:: Stored items from a collection ::
········

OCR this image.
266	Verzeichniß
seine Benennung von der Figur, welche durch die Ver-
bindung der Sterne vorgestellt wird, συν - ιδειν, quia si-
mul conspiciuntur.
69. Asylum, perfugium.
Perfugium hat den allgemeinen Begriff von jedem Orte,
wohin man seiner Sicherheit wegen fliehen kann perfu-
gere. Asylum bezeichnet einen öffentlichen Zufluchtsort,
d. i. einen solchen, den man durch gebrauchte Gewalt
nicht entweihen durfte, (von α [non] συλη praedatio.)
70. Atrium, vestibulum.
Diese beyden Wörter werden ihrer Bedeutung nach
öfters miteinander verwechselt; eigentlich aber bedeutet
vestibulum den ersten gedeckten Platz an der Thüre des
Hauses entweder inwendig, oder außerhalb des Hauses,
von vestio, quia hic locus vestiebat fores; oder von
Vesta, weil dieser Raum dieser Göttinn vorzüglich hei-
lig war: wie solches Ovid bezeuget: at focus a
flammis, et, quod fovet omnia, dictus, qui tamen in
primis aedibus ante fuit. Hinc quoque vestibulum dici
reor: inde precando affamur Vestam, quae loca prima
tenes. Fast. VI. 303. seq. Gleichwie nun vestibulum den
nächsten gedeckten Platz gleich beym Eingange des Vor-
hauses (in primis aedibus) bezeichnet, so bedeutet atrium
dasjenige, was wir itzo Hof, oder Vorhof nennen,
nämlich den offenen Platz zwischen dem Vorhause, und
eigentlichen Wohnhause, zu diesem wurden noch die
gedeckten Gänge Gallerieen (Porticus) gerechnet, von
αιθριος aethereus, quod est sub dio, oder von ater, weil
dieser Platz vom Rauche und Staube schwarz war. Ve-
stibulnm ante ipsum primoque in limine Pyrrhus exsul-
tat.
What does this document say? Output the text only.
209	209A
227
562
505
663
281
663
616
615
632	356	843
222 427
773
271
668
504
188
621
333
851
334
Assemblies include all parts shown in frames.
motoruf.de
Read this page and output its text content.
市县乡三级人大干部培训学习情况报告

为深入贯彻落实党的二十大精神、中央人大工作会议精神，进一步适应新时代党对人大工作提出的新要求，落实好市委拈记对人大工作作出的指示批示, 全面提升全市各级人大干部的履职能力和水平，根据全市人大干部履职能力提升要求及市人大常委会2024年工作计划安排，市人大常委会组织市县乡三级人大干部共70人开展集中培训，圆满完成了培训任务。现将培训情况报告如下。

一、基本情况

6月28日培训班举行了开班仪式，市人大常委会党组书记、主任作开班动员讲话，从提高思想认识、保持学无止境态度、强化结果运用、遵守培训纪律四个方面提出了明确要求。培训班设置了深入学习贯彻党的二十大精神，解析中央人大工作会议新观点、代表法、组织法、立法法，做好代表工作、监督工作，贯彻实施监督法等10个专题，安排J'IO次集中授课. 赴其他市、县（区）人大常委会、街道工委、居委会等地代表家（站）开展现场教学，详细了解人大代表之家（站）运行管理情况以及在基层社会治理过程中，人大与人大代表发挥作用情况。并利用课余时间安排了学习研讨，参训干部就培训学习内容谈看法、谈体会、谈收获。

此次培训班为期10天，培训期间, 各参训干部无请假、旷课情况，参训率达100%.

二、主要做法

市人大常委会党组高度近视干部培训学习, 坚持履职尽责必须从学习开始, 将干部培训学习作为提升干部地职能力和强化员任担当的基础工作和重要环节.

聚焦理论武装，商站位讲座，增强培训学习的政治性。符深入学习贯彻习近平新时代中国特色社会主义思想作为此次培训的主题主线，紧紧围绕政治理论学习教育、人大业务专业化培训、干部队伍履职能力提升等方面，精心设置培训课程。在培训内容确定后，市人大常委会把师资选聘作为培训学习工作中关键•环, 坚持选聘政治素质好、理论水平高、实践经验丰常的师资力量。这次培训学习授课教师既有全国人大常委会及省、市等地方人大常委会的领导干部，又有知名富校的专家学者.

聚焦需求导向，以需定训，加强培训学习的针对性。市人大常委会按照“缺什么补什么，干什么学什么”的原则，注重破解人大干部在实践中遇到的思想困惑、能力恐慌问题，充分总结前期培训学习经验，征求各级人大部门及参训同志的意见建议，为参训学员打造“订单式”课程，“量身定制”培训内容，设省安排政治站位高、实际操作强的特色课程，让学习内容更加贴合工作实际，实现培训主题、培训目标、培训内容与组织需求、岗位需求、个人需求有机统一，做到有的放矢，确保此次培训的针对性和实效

········

:: WHAT YOU ARE ASKED TO DO ::
Without leaving anything out, quote all the data.

:: WRITTEN REPLY ::
OCR this image.
266	Verzeichniß
seine Benennung von der Figur, welche durch die Ver-
bindung der Sterne vorgestellt wird, συν - ιδειν, quia si-
mul conspiciuntur.
69. Asylum, perfugium.
Perfugium hat den allgemeinen Begriff von jedem Orte,
wohin man seiner Sicherheit wegen fliehen kann perfu-
gere. Asylum bezeichnet einen öffentlichen Zufluchtsort,
d. i. einen solchen, den man durch gebrauchte Gewalt
nicht entweihen durfte, (von α [non] συλη praedatio.)
70. Atrium, vestibulum.
Diese beyden Wörter werden ihrer Bedeutung nach
öfters miteinander verwechselt; eigentlich aber bedeutet
vestibulum den ersten gedeckten Platz an der Thüre des
Hauses entweder inwendig, oder außerhalb des Hauses,
von vestio, quia hic locus vestiebat fores; oder von
Vesta, weil dieser Raum dieser Göttinn vorzüglich hei-
lig war: wie solches Ovid bezeuget: at focus a
flammis, et, quod fovet omnia, dictus, qui tamen in
primis aedibus ante fuit. Hinc quoque vestibulum dici
reor: inde precando affamur Vestam, quae loca prima
tenes. Fast. VI. 303. seq. Gleichwie nun vestibulum den
nächsten gedeckten Platz gleich beym Eingange des Vor-
hauses (in primis aedibus) bezeichnet, so bedeutet atrium
dasjenige, was wir itzo Hof, oder Vorhof nennen,
nämlich den offenen Platz zwischen dem Vorhause, und
eigentlichen Wohnhause, zu diesem wurden noch die
gedeckten Gänge Gallerieen (Porticus) gerechnet, von
αιθριος aethereus, quod est sub dio, oder von ater, weil
dieser Platz vom Rauche und Staube schwarz war. Ve-
stibulnm ante ipsum primoque in limine Pyrrhus exsul-
tat.
What does this document say? Output the text only.
209	209A
227
562
505
663
281
663
616
615
632	356	843
222 427
773
271
668
504
188
621
333
851
334
Assemblies include all parts shown in frames.
motoruf.de
Read this page and output its text content.
市县乡三级人大干部培训学习情况报告

为深入贯彻落实党的二十大精神、中央人大工作会议精神，进一步适应新时代党对人大工作提出的新要求，落实好市委拈记对人大工作作出的指示批示, 全面提升全市各级人大干部的履职能力和水平，根据全市人大干部履职能力提升要求及市人大常委会2024年工作计划安排，市人大常委会组织市县乡三级人大干部共70人开展集中培训，圆满完成了培训任务。现将培训情况报告如下。

一、基本情况

6月28日培训班举行了开班仪式，市人大常委会党组书记、主任作开班动员讲话，从提高思想认识、保持学无止境态度、强化结果运用、遵守培训纪律四个方面提出了明确要求。培训班设置了深入学习贯彻党的二十大精神，解析中央人大工作会议新观点、代表法、组织法、立法法，做好代表工作、监督工作，贯彻实施监督法等10个专题，安排J'IO次集中授课. 赴其他市、县（区）人大常委会、街道工委、居委会等地代表家（站）开展现场教学，详细了解人大代表之家（站）运行管理情况以及在基层社会治理过程中，人大与人大代表发挥作用情况。并利用课余时间安排了学习研讨，参训干部就培训学习内容谈看法、谈体会、谈收获。

此次培训班为期10天，培训期间, 各参训干部无请假、旷课情况，参训率达100%.

二、主要做法

市人大常委会党组高度近视干部培训学习, 坚持履职尽责必须从学习开始, 将干部培训学习作为提升干部地职能力和强化员任担当的基础工作和重要环节.

聚焦理论武装，商站位讲座，增强培训学习的政治性。符深入学习贯彻习近平新时代中国特色社会主义思想作为此次培训的主题主线，紧紧围绕政治理论学习教育、人大业务专业化培训、干部队伍履职能力提升等方面，精心设置培训课程。在培训内容确定后，市人大常委会把师资选聘作为培训学习工作中关键•环, 坚持选聘政治素质好、理论水平高、实践经验丰常的师资力量。这次培训学习授课教师既有全国人大常委会及省、市等地方人大常委会的领导干部，又有知名富校的专家学者.

聚焦需求导向，以需定训，加强培训学习的针对性。市人大常委会按照“缺什么补什么，干什么学什么”的原则，注重破解人大干部在实践中遇到的思想困惑、能力恐慌问题，充分总结前期培训学习经验，征求各级人大部门及参训同志的意见建议，为参训学员打造“订单式”课程，“量身定制”培训内容，设省安排政治站位高、实际操作强的特色课程，让学习内容更加贴合工作实际，实现培训主题、培训目标、培训内容与组织需求、岗位需求、个人需求有机统一，做到有的放矢，确保此次培训的针对性和实效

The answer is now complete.